▶ [Task directions]
All material below is to be reproduced exactly.

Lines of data
— BEGIN —
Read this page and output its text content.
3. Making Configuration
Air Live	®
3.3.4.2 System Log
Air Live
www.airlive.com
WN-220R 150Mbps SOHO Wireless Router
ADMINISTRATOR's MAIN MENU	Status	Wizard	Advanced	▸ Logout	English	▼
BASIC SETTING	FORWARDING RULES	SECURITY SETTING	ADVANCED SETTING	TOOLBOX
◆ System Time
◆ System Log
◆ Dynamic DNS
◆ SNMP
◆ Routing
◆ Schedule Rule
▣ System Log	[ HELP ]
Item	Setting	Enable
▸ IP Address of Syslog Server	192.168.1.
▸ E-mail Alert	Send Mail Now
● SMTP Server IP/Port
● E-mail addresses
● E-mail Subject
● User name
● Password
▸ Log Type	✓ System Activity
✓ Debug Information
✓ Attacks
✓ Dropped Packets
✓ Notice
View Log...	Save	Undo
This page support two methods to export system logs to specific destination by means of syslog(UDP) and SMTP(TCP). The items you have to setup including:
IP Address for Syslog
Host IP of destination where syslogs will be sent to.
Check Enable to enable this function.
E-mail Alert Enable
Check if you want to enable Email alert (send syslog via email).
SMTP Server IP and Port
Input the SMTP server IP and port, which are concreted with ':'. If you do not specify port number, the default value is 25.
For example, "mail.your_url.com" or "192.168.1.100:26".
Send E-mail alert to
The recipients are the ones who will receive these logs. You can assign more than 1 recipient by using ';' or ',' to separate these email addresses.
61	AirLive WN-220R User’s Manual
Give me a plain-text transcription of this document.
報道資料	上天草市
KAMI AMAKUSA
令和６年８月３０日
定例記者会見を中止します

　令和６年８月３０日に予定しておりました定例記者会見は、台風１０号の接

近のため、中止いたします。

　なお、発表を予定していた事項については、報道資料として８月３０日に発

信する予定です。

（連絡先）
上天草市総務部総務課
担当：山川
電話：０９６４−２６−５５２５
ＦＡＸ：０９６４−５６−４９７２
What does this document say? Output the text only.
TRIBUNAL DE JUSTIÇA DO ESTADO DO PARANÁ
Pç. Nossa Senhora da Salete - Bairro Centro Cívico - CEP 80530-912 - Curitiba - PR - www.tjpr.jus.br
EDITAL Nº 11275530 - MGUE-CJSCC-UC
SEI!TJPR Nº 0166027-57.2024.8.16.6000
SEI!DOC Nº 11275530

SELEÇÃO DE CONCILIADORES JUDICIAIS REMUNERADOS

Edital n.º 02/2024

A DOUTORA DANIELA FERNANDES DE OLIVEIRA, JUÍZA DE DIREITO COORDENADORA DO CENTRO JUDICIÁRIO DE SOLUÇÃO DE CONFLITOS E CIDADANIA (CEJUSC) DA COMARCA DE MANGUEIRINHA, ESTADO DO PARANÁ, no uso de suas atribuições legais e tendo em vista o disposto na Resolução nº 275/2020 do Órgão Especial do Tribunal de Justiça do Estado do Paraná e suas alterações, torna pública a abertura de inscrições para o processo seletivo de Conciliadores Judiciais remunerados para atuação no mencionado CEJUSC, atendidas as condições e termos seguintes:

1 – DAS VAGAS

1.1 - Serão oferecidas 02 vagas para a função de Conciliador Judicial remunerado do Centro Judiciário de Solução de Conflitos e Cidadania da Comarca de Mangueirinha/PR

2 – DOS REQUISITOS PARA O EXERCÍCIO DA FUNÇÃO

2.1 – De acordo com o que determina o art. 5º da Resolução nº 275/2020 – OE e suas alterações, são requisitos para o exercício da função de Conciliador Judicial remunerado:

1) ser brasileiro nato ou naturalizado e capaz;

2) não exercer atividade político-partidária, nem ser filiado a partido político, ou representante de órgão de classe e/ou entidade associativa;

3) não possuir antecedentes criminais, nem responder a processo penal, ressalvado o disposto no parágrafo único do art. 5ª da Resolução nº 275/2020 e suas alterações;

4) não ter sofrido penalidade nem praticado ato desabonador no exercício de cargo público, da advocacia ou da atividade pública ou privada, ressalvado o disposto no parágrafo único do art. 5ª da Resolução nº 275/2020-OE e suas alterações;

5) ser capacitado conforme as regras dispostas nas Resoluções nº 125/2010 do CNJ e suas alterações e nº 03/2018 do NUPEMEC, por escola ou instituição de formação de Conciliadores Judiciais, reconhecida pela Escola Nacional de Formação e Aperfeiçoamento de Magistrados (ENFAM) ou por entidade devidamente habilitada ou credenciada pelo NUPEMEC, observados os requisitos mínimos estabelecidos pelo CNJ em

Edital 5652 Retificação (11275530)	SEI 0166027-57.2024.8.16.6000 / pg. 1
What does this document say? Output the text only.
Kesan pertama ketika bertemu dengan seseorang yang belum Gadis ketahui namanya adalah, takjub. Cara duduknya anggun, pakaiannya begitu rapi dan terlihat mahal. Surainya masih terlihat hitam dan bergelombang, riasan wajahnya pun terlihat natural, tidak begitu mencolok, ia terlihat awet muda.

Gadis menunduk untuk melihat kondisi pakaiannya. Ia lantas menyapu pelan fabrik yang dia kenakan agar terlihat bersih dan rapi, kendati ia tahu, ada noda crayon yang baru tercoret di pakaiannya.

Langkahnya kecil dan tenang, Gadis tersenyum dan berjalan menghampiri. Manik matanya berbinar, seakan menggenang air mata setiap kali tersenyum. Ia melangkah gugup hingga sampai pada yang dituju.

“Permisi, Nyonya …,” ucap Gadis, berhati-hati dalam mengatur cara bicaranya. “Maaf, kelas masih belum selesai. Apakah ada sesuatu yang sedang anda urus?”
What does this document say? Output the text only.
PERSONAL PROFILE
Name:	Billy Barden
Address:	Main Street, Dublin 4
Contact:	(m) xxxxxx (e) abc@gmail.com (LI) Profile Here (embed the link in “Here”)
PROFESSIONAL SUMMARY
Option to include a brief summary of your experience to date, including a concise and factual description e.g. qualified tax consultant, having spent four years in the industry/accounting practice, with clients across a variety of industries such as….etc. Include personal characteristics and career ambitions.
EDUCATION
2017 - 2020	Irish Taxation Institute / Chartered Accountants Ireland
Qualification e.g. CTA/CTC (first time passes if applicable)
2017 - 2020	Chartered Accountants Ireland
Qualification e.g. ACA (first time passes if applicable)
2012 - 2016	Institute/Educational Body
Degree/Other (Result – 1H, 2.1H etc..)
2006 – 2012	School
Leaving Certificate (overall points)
— END —
▶ [Exercise response]
Read this page and output its text content.
3. Making Configuration
Air Live	®
3.3.4.2 System Log
Air Live
www.airlive.com
WN-220R 150Mbps SOHO Wireless Router
ADMINISTRATOR's MAIN MENU	Status	Wizard	Advanced	▸ Logout	English	▼
BASIC SETTING	FORWARDING RULES	SECURITY SETTING	ADVANCED SETTING	TOOLBOX
◆ System Time
◆ System Log
◆ Dynamic DNS
◆ SNMP
◆ Routing
◆ Schedule Rule
▣ System Log	[ HELP ]
Item	Setting	Enable
▸ IP Address of Syslog Server	192.168.1.
▸ E-mail Alert	Send Mail Now
● SMTP Server IP/Port
● E-mail addresses
● E-mail Subject
● User name
● Password
▸ Log Type	✓ System Activity
✓ Debug Information
✓ Attacks
✓ Dropped Packets
✓ Notice
View Log...	Save	Undo
This page support two methods to export system logs to specific destination by means of syslog(UDP) and SMTP(TCP). The items you have to setup including:
IP Address for Syslog
Host IP of destination where syslogs will be sent to.
Check Enable to enable this function.
E-mail Alert Enable
Check if you want to enable Email alert (send syslog via email).
SMTP Server IP and Port
Input the SMTP server IP and port, which are concreted with ':'. If you do not specify port number, the default value is 25.
For example, "mail.your_url.com" or "192.168.1.100:26".
Send E-mail alert to
The recipients are the ones who will receive these logs. You can assign more than 1 recipient by using ';' or ',' to separate these email addresses.
61	AirLive WN-220R User’s Manual
Give me a plain-text transcription of this document.
報道資料	上天草市
KAMI AMAKUSA
令和６年８月３０日
定例記者会見を中止します

　令和６年８月３０日に予定しておりました定例記者会見は、台風１０号の接

近のため、中止いたします。

　なお、発表を予定していた事項については、報道資料として８月３０日に発

信する予定です。

（連絡先）
上天草市総務部総務課
担当：山川
電話：０９６４−２６−５５２５
ＦＡＸ：０９６４−５６−４９７２
What does this document say? Output the text only.
TRIBUNAL DE JUSTIÇA DO ESTADO DO PARANÁ
Pç. Nossa Senhora da Salete - Bairro Centro Cívico - CEP 80530-912 - Curitiba - PR - www.tjpr.jus.br
EDITAL Nº 11275530 - MGUE-CJSCC-UC
SEI!TJPR Nº 0166027-57.2024.8.16.6000
SEI!DOC Nº 11275530

SELEÇÃO DE CONCILIADORES JUDICIAIS REMUNERADOS

Edital n.º 02/2024

A DOUTORA DANIELA FERNANDES DE OLIVEIRA, JUÍZA DE DIREITO COORDENADORA DO CENTRO JUDICIÁRIO DE SOLUÇÃO DE CONFLITOS E CIDADANIA (CEJUSC) DA COMARCA DE MANGUEIRINHA, ESTADO DO PARANÁ, no uso de suas atribuições legais e tendo em vista o disposto na Resolução nº 275/2020 do Órgão Especial do Tribunal de Justiça do Estado do Paraná e suas alterações, torna pública a abertura de inscrições para o processo seletivo de Conciliadores Judiciais remunerados para atuação no mencionado CEJUSC, atendidas as condições e termos seguintes:

1 – DAS VAGAS

1.1 - Serão oferecidas 02 vagas para a função de Conciliador Judicial remunerado do Centro Judiciário de Solução de Conflitos e Cidadania da Comarca de Mangueirinha/PR

2 – DOS REQUISITOS PARA O EXERCÍCIO DA FUNÇÃO

2.1 – De acordo com o que determina o art. 5º da Resolução nº 275/2020 – OE e suas alterações, são requisitos para o exercício da função de Conciliador Judicial remunerado:

1) ser brasileiro nato ou naturalizado e capaz;

2) não exercer atividade político-partidária, nem ser filiado a partido político, ou representante de órgão de classe e/ou entidade associativa;

3) não possuir antecedentes criminais, nem responder a processo penal, ressalvado o disposto no parágrafo único do art. 5ª da Resolução nº 275/2020 e suas alterações;

4) não ter sofrido penalidade nem praticado ato desabonador no exercício de cargo público, da advocacia ou da atividade pública ou privada, ressalvado o disposto no parágrafo único do art. 5ª da Resolução nº 275/2020-OE e suas alterações;

5) ser capacitado conforme as regras dispostas nas Resoluções nº 125/2010 do CNJ e suas alterações e nº 03/2018 do NUPEMEC, por escola ou instituição de formação de Conciliadores Judiciais, reconhecida pela Escola Nacional de Formação e Aperfeiçoamento de Magistrados (ENFAM) ou por entidade devidamente habilitada ou credenciada pelo NUPEMEC, observados os requisitos mínimos estabelecidos pelo CNJ em

Edital 5652 Retificação (11275530)	SEI 0166027-57.2024.8.16.6000 / pg. 1
What does this document say? Output the text only.
Kesan pertama ketika bertemu dengan seseorang yang belum Gadis ketahui namanya adalah, takjub. Cara duduknya anggun, pakaiannya begitu rapi dan terlihat mahal. Surainya masih terlihat hitam dan bergelombang, riasan wajahnya pun terlihat natural, tidak begitu mencolok, ia terlihat awet muda.

Gadis menunduk untuk melihat kondisi pakaiannya. Ia lantas menyapu pelan fabrik yang dia kenakan agar terlihat bersih dan rapi, kendati ia tahu, ada noda crayon yang baru tercoret di pakaiannya.

Langkahnya kecil dan tenang, Gadis tersenyum dan berjalan menghampiri. Manik matanya berbinar, seakan menggenang air mata setiap kali tersenyum. Ia melangkah gugup hingga sampai pada yang dituju.

“Permisi, Nyonya …,” ucap Gadis, berhati-hati dalam mengatur cara bicaranya. “Maaf, kelas masih belum selesai. Apakah ada sesuatu yang sedang anda urus?”
What does this document say? Output the text only.
PERSONAL PROFILE
Name:	Billy Barden
Address:	Main Street, Dublin 4
Contact:	(m) xxxxxx (e) abc@gmail.com (LI) Profile Here (embed the link in “Here”)
PROFESSIONAL SUMMARY
Option to include a brief summary of your experience to date, including a concise and factual description e.g. qualified tax consultant, having spent four years in the industry/accounting practice, with clients across a variety of industries such as….etc. Include personal characteristics and career ambitions.
EDUCATION
2017 - 2020	Irish Taxation Institute / Chartered Accountants Ireland
Qualification e.g. CTA/CTC (first time passes if applicable)
2017 - 2020	Chartered Accountants Ireland
Qualification e.g. ACA (first time passes if applicable)
2012 - 2016	Institute/Educational Body
Degree/Other (Result – 1H, 2.1H etc..)
2006 – 2012	School
Leaving Certificate (overall points)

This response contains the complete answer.